Short exercise >> Every line that contains the word "training" should be copied out.

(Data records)
━━━━━━━━━━━━━━━━━━━━
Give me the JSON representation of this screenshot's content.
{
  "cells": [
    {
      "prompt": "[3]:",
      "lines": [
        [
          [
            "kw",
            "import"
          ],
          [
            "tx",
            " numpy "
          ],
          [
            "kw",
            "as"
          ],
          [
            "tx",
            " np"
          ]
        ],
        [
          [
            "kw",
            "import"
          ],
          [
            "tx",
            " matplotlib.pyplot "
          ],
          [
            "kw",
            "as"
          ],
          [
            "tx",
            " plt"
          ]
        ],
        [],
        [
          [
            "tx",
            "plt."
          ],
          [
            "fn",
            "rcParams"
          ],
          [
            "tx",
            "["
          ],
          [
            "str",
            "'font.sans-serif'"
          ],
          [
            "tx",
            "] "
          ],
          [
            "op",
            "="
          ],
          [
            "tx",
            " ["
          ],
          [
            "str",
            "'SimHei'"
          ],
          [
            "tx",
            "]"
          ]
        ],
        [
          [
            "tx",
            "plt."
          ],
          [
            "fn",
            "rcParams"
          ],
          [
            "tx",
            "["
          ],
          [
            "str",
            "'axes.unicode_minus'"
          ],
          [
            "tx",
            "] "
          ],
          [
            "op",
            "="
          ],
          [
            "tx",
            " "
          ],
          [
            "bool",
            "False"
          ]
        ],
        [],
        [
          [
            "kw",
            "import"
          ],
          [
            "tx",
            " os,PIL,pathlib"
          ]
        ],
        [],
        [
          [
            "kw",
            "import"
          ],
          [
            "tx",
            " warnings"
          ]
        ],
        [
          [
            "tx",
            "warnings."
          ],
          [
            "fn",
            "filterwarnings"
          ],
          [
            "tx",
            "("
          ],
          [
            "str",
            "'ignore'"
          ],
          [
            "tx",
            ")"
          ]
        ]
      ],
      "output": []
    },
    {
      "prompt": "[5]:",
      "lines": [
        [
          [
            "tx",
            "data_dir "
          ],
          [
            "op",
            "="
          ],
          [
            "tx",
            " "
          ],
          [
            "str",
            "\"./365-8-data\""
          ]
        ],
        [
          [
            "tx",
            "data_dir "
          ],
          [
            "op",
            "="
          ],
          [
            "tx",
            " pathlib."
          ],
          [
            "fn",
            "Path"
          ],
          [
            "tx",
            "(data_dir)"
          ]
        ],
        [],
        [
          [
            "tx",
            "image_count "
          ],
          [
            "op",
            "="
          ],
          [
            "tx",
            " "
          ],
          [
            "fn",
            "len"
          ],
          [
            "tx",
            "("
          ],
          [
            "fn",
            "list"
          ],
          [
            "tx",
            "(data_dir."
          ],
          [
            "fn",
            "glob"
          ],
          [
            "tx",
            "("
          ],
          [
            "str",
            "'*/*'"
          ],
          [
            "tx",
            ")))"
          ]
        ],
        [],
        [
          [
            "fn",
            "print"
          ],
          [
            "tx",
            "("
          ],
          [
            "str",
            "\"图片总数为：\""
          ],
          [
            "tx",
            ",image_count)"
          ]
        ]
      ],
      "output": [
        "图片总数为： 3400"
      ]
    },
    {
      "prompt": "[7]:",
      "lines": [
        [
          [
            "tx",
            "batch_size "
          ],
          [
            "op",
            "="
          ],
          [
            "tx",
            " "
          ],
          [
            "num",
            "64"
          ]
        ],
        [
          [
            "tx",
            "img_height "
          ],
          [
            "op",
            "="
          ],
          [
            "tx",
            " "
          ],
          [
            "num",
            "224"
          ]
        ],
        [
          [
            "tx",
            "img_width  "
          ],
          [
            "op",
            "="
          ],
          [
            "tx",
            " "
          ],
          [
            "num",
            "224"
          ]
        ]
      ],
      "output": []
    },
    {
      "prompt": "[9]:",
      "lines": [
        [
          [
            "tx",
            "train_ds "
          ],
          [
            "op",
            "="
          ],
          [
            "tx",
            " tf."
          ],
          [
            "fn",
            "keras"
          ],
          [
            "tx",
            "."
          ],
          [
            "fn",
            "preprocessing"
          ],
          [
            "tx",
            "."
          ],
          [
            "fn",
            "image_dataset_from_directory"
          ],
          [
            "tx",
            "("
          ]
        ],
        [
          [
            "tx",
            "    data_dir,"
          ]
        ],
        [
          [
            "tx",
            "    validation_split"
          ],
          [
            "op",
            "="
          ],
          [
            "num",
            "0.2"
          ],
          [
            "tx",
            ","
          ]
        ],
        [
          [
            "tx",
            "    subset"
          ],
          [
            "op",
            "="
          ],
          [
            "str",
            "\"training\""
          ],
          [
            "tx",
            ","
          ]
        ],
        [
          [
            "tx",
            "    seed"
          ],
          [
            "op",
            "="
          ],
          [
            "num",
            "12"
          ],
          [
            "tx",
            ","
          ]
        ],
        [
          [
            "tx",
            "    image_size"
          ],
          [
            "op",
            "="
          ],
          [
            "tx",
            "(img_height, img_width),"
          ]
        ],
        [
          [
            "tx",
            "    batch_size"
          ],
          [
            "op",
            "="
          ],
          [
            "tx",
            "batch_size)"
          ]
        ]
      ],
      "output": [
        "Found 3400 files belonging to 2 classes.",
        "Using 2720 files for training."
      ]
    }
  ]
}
━━━━━━━━━━━━━━━━━━━━
Response to this task >>
            "\"training\""
        "Using 2720 files for training."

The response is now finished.